**EXERCISE TASK:** Give the number of lines in the listing that hold the word "right". Write nothing but that number.

--- start LISTED RECORDS ---

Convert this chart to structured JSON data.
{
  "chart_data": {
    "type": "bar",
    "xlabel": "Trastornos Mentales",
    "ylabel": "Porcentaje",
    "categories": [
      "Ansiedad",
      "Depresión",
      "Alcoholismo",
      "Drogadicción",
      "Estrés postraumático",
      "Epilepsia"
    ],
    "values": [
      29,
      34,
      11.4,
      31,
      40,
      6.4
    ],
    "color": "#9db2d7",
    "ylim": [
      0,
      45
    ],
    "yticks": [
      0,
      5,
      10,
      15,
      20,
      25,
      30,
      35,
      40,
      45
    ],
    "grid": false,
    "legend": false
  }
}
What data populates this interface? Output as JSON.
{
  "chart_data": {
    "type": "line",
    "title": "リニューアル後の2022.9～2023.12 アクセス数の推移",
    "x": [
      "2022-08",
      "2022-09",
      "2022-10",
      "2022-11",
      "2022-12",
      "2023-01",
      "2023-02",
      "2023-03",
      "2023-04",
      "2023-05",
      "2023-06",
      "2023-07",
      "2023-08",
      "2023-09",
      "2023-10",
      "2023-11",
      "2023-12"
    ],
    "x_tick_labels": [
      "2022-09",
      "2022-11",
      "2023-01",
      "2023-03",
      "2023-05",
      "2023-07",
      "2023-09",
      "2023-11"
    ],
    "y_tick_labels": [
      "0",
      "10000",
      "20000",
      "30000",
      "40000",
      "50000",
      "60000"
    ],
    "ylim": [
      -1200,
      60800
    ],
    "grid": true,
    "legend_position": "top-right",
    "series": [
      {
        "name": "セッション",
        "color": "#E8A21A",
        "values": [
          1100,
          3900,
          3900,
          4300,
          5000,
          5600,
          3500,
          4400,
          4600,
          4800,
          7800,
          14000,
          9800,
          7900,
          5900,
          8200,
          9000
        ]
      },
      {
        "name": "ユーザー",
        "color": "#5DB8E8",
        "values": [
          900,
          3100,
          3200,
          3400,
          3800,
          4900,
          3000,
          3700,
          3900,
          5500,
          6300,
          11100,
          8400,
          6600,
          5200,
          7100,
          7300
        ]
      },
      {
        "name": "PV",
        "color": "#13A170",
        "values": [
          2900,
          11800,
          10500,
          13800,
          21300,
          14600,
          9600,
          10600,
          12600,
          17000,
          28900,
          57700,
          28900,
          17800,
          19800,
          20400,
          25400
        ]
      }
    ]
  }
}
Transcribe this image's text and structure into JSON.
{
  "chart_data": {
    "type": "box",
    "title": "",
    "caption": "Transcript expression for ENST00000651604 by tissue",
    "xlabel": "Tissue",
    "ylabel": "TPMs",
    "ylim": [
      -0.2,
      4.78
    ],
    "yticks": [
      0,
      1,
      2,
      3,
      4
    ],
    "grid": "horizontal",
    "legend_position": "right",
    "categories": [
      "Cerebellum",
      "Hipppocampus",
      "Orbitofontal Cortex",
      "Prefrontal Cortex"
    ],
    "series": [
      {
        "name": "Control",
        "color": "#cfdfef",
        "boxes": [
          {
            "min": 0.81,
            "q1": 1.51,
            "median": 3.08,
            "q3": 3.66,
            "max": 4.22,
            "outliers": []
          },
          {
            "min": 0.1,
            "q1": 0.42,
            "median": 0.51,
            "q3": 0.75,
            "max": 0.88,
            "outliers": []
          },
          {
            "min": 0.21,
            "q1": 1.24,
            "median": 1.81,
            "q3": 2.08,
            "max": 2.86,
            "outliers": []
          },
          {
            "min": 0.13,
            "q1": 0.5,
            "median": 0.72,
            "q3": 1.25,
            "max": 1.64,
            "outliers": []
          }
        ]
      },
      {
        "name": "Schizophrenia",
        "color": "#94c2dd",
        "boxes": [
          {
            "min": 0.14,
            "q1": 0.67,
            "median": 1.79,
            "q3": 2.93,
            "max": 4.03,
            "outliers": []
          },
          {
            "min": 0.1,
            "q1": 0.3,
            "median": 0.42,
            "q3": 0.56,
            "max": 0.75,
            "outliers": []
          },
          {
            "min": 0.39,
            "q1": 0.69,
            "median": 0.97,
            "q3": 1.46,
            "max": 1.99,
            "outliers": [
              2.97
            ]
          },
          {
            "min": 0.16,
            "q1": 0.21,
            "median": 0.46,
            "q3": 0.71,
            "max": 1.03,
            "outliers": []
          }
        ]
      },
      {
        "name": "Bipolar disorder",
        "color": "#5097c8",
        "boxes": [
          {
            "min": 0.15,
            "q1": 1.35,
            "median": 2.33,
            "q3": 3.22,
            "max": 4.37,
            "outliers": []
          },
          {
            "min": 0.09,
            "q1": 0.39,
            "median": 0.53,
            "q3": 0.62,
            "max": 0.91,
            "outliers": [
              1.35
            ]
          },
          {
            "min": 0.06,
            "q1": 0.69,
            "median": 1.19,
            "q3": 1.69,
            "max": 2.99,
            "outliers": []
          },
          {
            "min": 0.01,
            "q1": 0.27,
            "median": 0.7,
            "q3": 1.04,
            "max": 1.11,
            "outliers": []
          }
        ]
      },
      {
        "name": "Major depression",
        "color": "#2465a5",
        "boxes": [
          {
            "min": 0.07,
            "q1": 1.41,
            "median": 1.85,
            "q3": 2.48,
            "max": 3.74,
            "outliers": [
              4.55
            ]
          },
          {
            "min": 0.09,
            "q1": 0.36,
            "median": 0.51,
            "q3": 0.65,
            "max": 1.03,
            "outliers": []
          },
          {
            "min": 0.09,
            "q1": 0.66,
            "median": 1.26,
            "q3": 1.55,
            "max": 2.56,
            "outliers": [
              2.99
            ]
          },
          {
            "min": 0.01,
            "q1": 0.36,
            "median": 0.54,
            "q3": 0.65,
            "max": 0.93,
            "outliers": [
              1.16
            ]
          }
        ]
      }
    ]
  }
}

--- end LISTED RECORDS ---

**WRITTEN SOLUTION:** 2